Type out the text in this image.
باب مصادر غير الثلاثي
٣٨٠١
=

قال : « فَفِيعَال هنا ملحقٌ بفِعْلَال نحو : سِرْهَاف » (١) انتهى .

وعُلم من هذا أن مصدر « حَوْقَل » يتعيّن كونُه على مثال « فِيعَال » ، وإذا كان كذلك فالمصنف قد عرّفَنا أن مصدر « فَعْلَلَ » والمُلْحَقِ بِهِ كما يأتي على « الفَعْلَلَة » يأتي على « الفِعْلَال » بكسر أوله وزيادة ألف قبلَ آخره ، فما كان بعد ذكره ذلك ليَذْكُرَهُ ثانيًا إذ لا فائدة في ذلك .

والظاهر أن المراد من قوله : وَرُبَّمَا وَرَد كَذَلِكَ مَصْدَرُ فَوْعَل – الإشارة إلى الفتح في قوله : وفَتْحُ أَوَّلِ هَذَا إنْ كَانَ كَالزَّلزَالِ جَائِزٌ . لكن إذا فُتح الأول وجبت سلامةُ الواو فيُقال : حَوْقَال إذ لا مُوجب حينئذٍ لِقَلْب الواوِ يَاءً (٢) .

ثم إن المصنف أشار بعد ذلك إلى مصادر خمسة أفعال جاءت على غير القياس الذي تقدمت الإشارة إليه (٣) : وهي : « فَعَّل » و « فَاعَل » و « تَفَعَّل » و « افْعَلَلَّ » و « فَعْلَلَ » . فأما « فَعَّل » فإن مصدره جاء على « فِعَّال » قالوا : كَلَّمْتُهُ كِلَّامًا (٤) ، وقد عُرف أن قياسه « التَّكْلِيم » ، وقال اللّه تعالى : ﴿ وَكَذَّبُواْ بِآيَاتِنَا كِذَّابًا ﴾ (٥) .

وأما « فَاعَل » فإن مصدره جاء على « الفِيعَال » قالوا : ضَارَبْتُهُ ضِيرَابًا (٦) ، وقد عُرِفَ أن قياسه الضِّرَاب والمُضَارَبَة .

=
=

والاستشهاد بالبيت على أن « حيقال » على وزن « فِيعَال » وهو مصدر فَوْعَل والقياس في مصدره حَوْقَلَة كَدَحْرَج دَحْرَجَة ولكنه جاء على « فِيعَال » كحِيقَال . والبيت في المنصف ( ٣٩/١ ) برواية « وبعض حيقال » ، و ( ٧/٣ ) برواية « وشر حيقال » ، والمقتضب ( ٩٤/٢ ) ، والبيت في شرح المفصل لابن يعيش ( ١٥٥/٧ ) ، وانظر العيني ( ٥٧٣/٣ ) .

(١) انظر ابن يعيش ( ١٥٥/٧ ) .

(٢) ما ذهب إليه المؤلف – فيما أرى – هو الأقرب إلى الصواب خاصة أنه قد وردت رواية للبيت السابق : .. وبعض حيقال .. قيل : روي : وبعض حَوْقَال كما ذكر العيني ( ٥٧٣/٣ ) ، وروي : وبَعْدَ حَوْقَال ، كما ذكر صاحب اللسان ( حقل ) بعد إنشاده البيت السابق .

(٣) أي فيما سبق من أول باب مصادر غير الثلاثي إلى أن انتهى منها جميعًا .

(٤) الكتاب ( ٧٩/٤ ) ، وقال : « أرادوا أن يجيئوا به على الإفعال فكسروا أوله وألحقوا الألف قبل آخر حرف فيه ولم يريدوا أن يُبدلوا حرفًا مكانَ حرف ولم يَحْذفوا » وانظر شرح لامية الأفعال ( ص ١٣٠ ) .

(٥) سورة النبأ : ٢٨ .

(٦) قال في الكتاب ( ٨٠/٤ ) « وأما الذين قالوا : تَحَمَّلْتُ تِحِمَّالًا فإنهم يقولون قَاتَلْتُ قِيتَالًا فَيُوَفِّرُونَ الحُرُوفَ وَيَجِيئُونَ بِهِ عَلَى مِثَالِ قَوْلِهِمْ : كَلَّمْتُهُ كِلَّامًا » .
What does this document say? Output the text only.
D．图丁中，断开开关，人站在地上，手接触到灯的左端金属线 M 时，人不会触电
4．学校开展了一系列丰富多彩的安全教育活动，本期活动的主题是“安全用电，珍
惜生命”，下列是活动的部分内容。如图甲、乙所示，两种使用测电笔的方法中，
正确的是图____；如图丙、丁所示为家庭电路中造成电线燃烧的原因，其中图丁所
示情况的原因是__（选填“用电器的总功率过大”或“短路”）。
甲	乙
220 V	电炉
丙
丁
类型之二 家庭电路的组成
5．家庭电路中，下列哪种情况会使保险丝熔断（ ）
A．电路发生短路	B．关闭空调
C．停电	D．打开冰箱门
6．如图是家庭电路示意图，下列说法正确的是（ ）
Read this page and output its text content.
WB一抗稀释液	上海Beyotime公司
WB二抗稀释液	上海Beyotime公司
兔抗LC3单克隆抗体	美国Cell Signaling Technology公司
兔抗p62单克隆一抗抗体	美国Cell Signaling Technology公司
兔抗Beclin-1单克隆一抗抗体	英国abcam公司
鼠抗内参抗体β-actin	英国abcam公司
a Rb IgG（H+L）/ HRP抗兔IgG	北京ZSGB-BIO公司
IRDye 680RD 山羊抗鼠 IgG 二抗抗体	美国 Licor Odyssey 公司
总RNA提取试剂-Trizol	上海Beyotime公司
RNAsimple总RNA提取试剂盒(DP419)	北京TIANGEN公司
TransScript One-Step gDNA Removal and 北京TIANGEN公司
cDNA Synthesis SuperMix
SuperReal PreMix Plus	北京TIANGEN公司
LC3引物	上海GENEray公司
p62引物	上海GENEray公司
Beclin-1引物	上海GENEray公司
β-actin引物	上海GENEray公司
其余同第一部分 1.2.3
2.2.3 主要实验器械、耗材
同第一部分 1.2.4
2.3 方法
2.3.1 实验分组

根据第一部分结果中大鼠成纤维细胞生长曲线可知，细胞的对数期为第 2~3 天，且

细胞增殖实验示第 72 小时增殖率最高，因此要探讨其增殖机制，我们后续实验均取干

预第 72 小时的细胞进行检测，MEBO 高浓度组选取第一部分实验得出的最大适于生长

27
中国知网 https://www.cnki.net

### What you have to do
Exact repetition is required for the lines from the one that contains "Read this page and output its text content." through the final line; leave out everything else.

### Exercise solution
Read this page and output its text content.
WB一抗稀释液	上海Beyotime公司
WB二抗稀释液	上海Beyotime公司
兔抗LC3单克隆抗体	美国Cell Signaling Technology公司
兔抗p62单克隆一抗抗体	美国Cell Signaling Technology公司
兔抗Beclin-1单克隆一抗抗体	英国abcam公司
鼠抗内参抗体β-actin	英国abcam公司
a Rb IgG（H+L）/ HRP抗兔IgG	北京ZSGB-BIO公司
IRDye 680RD 山羊抗鼠 IgG 二抗抗体	美国 Licor Odyssey 公司
总RNA提取试剂-Trizol	上海Beyotime公司
RNAsimple总RNA提取试剂盒(DP419)	北京TIANGEN公司
TransScript One-Step gDNA Removal and 北京TIANGEN公司
cDNA Synthesis SuperMix
SuperReal PreMix Plus	北京TIANGEN公司
LC3引物	上海GENEray公司
p62引物	上海GENEray公司
Beclin-1引物	上海GENEray公司
β-actin引物	上海GENEray公司
其余同第一部分 1.2.3
2.2.3 主要实验器械、耗材
同第一部分 1.2.4
2.3 方法
2.3.1 实验分组

根据第一部分结果中大鼠成纤维细胞生长曲线可知，细胞的对数期为第 2~3 天，且

细胞增殖实验示第 72 小时增殖率最高，因此要探讨其增殖机制，我们后续实验均取干

预第 72 小时的细胞进行检测，MEBO 高浓度组选取第一部分实验得出的最大适于生长

27
中国知网 https://www.cnki.net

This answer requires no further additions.